UNITED STATES

SECURITIES AND EXCHANGE COMMISSION

Washington, D.C. 20549


FORM 8-K


CURRENT REPORT


Pursuant to Section 13 or 15(d) of The Securities Exchange Act of 1934


CLEARTRONIC, INC.
(Exact name of registrant as specified in its charter)


Date of Report (Date of earliest event reported): July 26, 2010 (July 26, 2010)



333-135585
(Commission File Number)

65-0958798
(IRS Employer Identification No.)


8000 North Federal Highway, Boca Raton, Florida

(principal executive offices)


33487
(Zip Code)


Registrant's telephone number, including area code: 561-939-3300


________________________________________________________________________________

(Former name or former address, if changed since last report.)


Check the appropriate box below if the Form 8-K filing is intended to simultaneously satisfy the filing obligation of the registrant under any of the following provisions (see General Instruction A.2. below):


o

Written communications pursuant to Rule 425 under the Securities Act (17 CFR 230.425)

 

o

Soliciting material pursuant to Rule 14a-12 under the Exchange Act (17 CFR 240.14a-12)

 

o

Pre-commencement communications pursuant to Rule 14d-2(b) under the Exchange Act (17 CFR 240.14d-2(b))

 

o

Pre-commencement communications pursuant to Rule 13e-4(c) under the Exchange Act (17 CFR 240.13e-4(c))


Item 5.03(a) Amendment to Bylaws.



On July 26, 2010, the Board of Directors of Cleartronic, Inc. (the “Company”) approved the Amended and Restated Bylaws of the Company.  The purpose of the Amended and Restated Bylaws was to amend Article IV, Section 1 of the bylaws in effect immediately prior to the Board’s approval of the new bylaws.

*MATERIAL SHOWN*:
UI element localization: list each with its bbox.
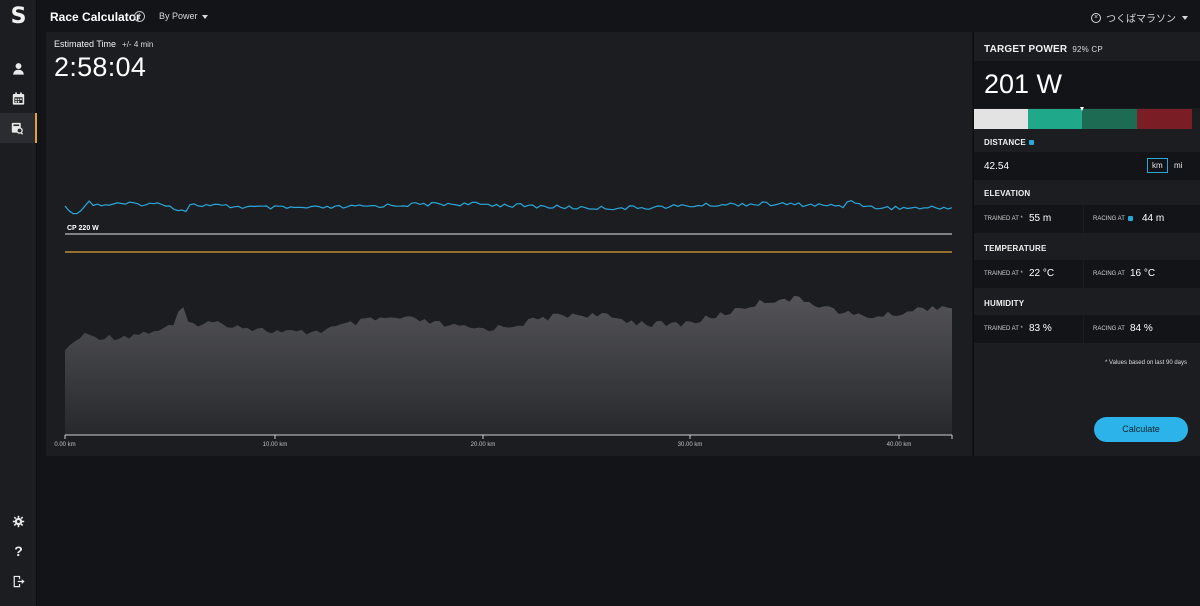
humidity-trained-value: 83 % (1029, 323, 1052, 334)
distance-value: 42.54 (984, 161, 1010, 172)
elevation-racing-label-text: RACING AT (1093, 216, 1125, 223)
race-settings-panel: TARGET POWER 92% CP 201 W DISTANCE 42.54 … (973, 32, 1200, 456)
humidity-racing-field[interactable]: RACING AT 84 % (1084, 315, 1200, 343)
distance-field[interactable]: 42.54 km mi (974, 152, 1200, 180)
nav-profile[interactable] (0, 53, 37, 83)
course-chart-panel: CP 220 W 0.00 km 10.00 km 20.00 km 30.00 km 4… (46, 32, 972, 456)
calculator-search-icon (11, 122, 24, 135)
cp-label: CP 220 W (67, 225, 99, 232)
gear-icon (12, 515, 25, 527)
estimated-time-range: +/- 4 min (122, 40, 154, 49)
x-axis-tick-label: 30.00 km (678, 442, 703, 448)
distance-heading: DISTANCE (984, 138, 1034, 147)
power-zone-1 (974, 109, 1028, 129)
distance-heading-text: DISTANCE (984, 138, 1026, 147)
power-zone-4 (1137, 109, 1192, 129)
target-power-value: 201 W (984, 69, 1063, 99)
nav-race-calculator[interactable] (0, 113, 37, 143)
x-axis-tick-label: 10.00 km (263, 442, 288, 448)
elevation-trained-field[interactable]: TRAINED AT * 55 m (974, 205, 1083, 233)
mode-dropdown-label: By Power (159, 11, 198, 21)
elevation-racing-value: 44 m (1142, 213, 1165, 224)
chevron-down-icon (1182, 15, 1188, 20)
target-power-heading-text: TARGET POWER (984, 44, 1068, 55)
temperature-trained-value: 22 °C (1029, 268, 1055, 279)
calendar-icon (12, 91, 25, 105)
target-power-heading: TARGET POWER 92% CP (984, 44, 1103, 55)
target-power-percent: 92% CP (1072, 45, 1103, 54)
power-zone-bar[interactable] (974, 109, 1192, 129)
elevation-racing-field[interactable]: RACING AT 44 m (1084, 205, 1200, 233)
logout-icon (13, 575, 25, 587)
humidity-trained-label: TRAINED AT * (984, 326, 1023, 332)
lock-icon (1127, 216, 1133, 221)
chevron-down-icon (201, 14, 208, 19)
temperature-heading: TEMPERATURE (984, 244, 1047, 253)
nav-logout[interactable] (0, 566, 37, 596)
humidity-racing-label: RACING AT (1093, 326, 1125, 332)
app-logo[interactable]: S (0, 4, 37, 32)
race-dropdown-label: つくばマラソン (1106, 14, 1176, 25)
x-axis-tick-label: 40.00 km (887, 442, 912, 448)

*DIRECTIVE 1*:
Do these statements agree with the Cleartronic 8-K filing? (a) The Board of Directors approved the Amended and Restated Bylaws on July 26, 2010. (b) The company's principal executive offices are in Miami, Florida. (c) The new bylaws were meant to amend Article V of the earlier bylaws. Answer yes or no for each, quoting the words that decide it.
*DIRECTIVE 2*:
Which rules does the Cleartronic 8-K filing name in its checkbox provisions? List each one with its act and CFR citation.
*DIRECTIVE 3*:
Carry on the Cleartronic 8-K filing after its last sentence.

*TASK RESPONSE 1*:
(a) Yes: "On July 26, 2010, the Board of Directors of Cleartronic, Inc. (the “Company”) approved the Amended and Restated Bylaws of the Company."
(b) No: "8000 North Federal Highway, Boca Raton, Florida"
(c) No: "to amend Article IV, Section 1 of the bylaws in effect immediately prior to the Board’s approval of the new bylaws"

*TASK RESPONSE 2*:
- Rule 425 under the Securities Act (17 CFR 230.425)
- Rule 14a-12 under the Exchange Act (17 CFR 240.14a-12)
- Rule 14d-2(b) under the Exchange Act (17 CFR 240.14d-2(b))
- Rule 13e-4(c) under the Exchange Act (17 CFR 240.13e-4(c))

*TASK RESPONSE 3*:
The text of the previous provisions is as follows:


“Section 1. Issuance

 



Unless otherwise determined by the Board of Directors, every holder of shares in the Corporation shall be entitled to have a certificate representing all shares to which he is entitled.”

 

 


The text of the new provisions is as follows:


“Section 1. Issuance



Every holder of shares in the Corporation shall be entitled to have a certificate representing all shares to which he is entitled.  Notwithstanding the foregoing, the Board of Directors may provide, by resolution, that some or all of any class or series of shares in the Corporation shall be uncertificated shares, provided, however, that any such resolution shall not apply to shares represented by a certificate until such certificate is surrendered to the Corporation.”


A copy of the Amended and Restated Bylaws is filed with this report as Exhibits 3.1 and is incorporated by reference herein.  The foregoing description of the Amended and Restated Bylaws does not purport to be complete and is qualified in its entirety by reference to the full text of the Amended and Restated Bylaws.


Item 9.01 Financial Statements and Exhibits.


(d)   

Exhibits

     

Exhibit No.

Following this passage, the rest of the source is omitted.